夏井 洋平/Yohei Natsui
Drum Corps Fun vol.5(2010年4月30日発行)に掲載
鼓和-core- リーダー/アレンジャー/インストラクター
夏井 洋平
学んだこと、経験したことは大変貴重なものでした。
音楽をはじめたきっかけは、小学校の低学年の時に通っていたピアノ教室でした。2年~3年ほど通い続けた後、ピアノ教室の先生が引っ越してしまったこともありピアノとは離れ、スポーツに注力していました。
中学入学後も、当然のようにスポーツ系の部活に入るつもりでしたが、たまたま誘われて見に行ったマーチングバンド部の演奏に心打たれて、すぐに入部を決めました。
それが関東学院マーチングバンドでの生活のスタートでした。担当はドラムラインのセクションです。学校が中高一貫教育、マーチングバンド部は中学・高校合同ということもあり、結果的に6年間部活を続けました。
中学3年、高校2年生の時には部長というポジションを任せていただいたことや、2年連続の関東大会落ち、引退年の高校3年生でのグランプリ受賞、スタッフの先生方の組織変更など本当にたくさんの事がありましたが、その分それらから学んだこと、経験したことは大変貴重なものでした。
大学の講義が終わってから急いで空港に行き飛行機に乗ってアメリカへ。

データ |
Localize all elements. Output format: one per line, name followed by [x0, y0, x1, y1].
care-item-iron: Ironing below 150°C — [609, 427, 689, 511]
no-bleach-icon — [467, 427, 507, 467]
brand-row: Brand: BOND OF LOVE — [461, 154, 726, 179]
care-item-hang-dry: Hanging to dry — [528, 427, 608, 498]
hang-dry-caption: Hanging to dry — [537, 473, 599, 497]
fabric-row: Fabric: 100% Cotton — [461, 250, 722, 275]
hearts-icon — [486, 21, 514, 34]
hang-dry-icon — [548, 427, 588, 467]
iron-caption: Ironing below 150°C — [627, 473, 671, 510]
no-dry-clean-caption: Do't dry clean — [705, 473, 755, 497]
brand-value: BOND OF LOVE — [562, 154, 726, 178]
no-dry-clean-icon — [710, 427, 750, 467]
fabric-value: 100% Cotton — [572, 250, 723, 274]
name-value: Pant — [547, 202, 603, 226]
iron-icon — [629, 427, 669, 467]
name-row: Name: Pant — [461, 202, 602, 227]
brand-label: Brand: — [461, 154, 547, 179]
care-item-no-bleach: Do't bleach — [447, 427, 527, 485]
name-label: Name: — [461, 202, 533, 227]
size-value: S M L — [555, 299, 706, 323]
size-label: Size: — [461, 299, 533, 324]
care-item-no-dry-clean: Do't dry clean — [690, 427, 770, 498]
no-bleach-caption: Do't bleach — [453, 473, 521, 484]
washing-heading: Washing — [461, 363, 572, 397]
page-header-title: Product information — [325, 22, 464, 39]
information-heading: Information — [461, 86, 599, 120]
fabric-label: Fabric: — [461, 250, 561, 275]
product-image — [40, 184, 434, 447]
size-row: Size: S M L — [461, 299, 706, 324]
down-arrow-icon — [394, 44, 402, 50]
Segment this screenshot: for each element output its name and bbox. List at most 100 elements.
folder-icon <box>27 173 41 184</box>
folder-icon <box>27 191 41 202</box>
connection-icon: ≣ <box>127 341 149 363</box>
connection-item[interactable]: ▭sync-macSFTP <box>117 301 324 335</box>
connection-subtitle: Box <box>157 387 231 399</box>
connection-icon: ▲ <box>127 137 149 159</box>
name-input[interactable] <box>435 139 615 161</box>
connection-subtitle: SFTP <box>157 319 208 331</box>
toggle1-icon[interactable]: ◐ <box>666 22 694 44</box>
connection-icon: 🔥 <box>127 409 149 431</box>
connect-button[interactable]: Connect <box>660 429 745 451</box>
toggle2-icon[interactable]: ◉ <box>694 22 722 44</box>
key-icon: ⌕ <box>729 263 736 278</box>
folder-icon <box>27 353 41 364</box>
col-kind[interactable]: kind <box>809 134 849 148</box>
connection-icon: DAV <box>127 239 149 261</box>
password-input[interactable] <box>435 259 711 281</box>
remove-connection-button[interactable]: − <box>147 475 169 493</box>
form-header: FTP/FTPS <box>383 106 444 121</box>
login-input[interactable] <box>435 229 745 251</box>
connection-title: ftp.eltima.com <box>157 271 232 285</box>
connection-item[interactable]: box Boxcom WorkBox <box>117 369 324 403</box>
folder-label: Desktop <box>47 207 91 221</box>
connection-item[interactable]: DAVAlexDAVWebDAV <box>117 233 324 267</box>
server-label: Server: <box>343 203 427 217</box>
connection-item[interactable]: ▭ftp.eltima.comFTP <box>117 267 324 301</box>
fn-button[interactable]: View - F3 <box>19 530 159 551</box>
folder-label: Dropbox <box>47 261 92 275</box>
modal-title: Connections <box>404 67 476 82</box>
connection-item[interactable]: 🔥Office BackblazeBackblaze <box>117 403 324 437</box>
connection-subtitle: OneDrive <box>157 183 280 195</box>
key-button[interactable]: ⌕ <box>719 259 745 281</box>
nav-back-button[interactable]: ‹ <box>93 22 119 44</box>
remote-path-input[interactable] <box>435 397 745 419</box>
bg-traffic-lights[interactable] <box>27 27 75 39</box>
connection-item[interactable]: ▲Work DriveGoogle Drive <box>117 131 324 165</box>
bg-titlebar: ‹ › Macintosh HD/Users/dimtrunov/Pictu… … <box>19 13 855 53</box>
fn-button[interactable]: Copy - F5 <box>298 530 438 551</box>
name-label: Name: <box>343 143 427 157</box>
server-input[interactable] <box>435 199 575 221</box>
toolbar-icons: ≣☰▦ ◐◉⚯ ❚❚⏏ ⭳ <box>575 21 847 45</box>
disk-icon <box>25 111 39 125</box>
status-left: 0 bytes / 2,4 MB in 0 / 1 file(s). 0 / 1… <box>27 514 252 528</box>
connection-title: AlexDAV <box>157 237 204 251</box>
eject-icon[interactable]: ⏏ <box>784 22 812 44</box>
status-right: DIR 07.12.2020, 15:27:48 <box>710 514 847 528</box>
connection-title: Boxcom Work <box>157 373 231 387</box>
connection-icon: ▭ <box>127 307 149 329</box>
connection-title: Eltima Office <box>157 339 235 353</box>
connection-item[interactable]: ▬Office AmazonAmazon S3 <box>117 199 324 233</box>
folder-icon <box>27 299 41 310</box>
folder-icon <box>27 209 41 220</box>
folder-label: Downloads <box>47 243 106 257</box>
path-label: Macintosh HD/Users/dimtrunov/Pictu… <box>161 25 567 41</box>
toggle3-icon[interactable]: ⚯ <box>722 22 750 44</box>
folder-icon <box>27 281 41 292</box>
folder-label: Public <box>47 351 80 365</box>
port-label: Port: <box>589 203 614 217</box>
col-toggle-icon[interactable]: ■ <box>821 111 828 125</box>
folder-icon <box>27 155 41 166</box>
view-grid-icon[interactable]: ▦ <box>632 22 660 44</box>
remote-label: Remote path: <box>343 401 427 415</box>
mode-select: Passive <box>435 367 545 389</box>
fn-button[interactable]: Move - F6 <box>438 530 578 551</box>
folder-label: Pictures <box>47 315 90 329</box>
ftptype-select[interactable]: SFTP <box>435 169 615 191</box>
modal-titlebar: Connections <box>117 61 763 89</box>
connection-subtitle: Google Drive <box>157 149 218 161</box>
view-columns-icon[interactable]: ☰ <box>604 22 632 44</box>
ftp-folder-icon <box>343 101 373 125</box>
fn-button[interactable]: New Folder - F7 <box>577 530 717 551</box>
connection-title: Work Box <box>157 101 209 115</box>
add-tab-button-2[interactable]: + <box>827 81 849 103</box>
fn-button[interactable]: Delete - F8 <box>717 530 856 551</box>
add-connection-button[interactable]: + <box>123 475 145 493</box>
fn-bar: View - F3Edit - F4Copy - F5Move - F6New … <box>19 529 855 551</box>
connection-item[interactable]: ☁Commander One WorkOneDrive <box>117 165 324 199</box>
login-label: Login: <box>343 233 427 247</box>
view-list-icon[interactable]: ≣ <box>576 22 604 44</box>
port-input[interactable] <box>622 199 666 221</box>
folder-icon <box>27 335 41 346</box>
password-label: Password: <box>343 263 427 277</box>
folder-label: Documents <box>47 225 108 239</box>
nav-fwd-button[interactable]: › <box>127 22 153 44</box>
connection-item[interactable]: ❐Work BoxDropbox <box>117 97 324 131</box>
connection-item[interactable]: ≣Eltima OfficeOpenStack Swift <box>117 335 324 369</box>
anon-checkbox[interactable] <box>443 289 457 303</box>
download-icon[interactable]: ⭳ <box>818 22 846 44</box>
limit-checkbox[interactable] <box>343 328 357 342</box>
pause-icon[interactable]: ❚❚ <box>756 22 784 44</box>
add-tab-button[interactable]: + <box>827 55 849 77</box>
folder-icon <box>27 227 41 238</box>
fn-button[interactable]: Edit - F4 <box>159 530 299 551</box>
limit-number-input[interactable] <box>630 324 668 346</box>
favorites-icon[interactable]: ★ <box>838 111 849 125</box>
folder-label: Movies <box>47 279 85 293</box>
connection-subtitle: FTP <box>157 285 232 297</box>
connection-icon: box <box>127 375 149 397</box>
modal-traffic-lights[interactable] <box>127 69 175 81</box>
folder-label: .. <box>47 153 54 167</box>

作業の目的 | 本文の「音楽をはじめたきっかけは」で始まる段落を、主な事実を残して短く書き直してください。 エントリは本文とは別の出典から取ったものです。

作業結果 | 小学校低学年で通ったピアノ教室が音楽を始めたきっかけだった。2~3年ほど続けたが、先生の引っ越しもあってピアノから離れ、スポーツに力を注いだ。